TO BE DONE -> Each entry that follows must be output without any deviation.

>> Start

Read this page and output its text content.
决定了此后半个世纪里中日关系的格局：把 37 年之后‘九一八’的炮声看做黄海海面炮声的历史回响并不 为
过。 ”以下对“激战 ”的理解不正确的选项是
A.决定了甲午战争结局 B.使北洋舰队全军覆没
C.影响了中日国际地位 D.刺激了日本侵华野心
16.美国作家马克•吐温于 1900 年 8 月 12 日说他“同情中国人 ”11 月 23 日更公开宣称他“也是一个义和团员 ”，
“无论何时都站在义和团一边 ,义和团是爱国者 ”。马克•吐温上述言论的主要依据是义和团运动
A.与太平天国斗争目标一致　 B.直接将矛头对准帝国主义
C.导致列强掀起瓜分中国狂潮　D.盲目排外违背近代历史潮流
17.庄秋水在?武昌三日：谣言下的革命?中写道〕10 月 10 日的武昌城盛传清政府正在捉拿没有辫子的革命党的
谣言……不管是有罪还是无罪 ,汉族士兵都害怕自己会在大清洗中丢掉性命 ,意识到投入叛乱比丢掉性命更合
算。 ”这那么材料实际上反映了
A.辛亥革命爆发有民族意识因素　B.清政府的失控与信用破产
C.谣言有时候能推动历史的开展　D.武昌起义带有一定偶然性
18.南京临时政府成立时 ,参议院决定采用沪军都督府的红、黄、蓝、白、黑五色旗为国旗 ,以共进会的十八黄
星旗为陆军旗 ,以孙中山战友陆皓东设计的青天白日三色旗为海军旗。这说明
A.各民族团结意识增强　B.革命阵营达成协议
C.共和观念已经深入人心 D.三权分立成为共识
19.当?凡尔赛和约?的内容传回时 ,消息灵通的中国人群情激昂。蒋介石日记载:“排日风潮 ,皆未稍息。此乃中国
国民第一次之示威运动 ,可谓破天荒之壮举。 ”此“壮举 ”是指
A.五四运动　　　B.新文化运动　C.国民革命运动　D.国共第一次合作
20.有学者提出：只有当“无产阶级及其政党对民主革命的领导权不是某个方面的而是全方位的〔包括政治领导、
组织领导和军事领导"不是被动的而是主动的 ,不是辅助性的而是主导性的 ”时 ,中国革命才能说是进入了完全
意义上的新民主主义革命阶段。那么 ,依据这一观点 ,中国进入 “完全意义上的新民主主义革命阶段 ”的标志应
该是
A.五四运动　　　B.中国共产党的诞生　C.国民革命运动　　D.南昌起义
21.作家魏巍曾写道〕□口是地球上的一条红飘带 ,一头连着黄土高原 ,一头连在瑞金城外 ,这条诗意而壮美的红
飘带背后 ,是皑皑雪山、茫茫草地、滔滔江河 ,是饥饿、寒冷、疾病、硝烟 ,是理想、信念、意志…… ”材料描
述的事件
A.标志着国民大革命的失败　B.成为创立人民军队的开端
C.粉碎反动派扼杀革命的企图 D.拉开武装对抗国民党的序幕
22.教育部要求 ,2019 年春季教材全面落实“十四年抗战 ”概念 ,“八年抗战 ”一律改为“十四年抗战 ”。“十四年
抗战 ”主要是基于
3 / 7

>> End

COMPLETE OUTPUT ->
Read this page and output its text content.
决定了此后半个世纪里中日关系的格局：把 37 年之后‘九一八’的炮声看做黄海海面炮声的历史回响并不 为
过。 ”以下对“激战 ”的理解不正确的选项是
A.决定了甲午战争结局 B.使北洋舰队全军覆没
C.影响了中日国际地位 D.刺激了日本侵华野心
16.美国作家马克•吐温于 1900 年 8 月 12 日说他“同情中国人 ”11 月 23 日更公开宣称他“也是一个义和团员 ”，
“无论何时都站在义和团一边 ,义和团是爱国者 ”。马克•吐温上述言论的主要依据是义和团运动
A.与太平天国斗争目标一致　 B.直接将矛头对准帝国主义
C.导致列强掀起瓜分中国狂潮　D.盲目排外违背近代历史潮流
17.庄秋水在?武昌三日：谣言下的革命?中写道〕10 月 10 日的武昌城盛传清政府正在捉拿没有辫子的革命党的
谣言……不管是有罪还是无罪 ,汉族士兵都害怕自己会在大清洗中丢掉性命 ,意识到投入叛乱比丢掉性命更合
算。 ”这那么材料实际上反映了
A.辛亥革命爆发有民族意识因素　B.清政府的失控与信用破产
C.谣言有时候能推动历史的开展　D.武昌起义带有一定偶然性
18.南京临时政府成立时 ,参议院决定采用沪军都督府的红、黄、蓝、白、黑五色旗为国旗 ,以共进会的十八黄
星旗为陆军旗 ,以孙中山战友陆皓东设计的青天白日三色旗为海军旗。这说明
A.各民族团结意识增强　B.革命阵营达成协议
C.共和观念已经深入人心 D.三权分立成为共识
19.当?凡尔赛和约?的内容传回时 ,消息灵通的中国人群情激昂。蒋介石日记载:“排日风潮 ,皆未稍息。此乃中国
国民第一次之示威运动 ,可谓破天荒之壮举。 ”此“壮举 ”是指
A.五四运动　　　B.新文化运动　C.国民革命运动　D.国共第一次合作
20.有学者提出：只有当“无产阶级及其政党对民主革命的领导权不是某个方面的而是全方位的〔包括政治领导、
组织领导和军事领导"不是被动的而是主动的 ,不是辅助性的而是主导性的 ”时 ,中国革命才能说是进入了完全
意义上的新民主主义革命阶段。那么 ,依据这一观点 ,中国进入 “完全意义上的新民主主义革命阶段 ”的标志应
该是
A.五四运动　　　B.中国共产党的诞生　C.国民革命运动　　D.南昌起义
21.作家魏巍曾写道〕□口是地球上的一条红飘带 ,一头连着黄土高原 ,一头连在瑞金城外 ,这条诗意而壮美的红
飘带背后 ,是皑皑雪山、茫茫草地、滔滔江河 ,是饥饿、寒冷、疾病、硝烟 ,是理想、信念、意志…… ”材料描
述的事件
A.标志着国民大革命的失败　B.成为创立人民军队的开端
C.粉碎反动派扼杀革命的企图 D.拉开武装对抗国民党的序幕
22.教育部要求 ,2019 年春季教材全面落实“十四年抗战 ”概念 ,“八年抗战 ”一律改为“十四年抗战 ”。“十四年
抗战 ”主要是基于
3 / 7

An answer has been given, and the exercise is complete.